[Given instruction]
Below is a block of records; repeat each one exactly.

>> Start

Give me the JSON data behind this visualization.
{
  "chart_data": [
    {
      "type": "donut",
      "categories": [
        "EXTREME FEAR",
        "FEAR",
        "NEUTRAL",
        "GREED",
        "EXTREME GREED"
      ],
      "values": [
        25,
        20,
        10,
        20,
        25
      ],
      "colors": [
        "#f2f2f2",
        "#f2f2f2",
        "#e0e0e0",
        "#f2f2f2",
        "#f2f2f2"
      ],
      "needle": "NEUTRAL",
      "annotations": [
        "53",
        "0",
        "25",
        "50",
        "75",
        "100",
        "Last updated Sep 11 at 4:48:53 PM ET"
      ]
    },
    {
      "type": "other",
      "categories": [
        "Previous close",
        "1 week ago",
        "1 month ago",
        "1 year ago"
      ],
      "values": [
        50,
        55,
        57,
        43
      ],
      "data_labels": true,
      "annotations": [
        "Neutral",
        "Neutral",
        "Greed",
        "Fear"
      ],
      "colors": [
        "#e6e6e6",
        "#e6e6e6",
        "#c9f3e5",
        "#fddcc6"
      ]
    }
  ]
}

>> End

[Final result]
Give me the JSON data behind this visualization.
{
  "chart_data": [
    {
      "type": "donut",
      "categories": [
        "EXTREME FEAR",
        "FEAR",
        "NEUTRAL",
        "GREED",
        "EXTREME GREED"
      ],
      "values": [
        25,
        20,
        10,
        20,
        25
      ],
      "colors": [
        "#f2f2f2",
        "#f2f2f2",
        "#e0e0e0",
        "#f2f2f2",
        "#f2f2f2"
      ],
      "needle": "NEUTRAL",
      "annotations": [
        "53",
        "0",
        "25",
        "50",
        "75",
        "100",
        "Last updated Sep 11 at 4:48:53 PM ET"
      ]
    },
    {
      "type": "other",
      "categories": [
        "Previous close",
        "1 week ago",
        "1 month ago",
        "1 year ago"
      ],
      "values": [
        50,
        55,
        57,
        43
      ],
      "data_labels": true,
      "annotations": [
        "Neutral",
        "Neutral",
        "Greed",
        "Fear"
      ],
      "colors": [
        "#e6e6e6",
        "#e6e6e6",
        "#c9f3e5",
        "#fddcc6"
      ]
    }
  ]
}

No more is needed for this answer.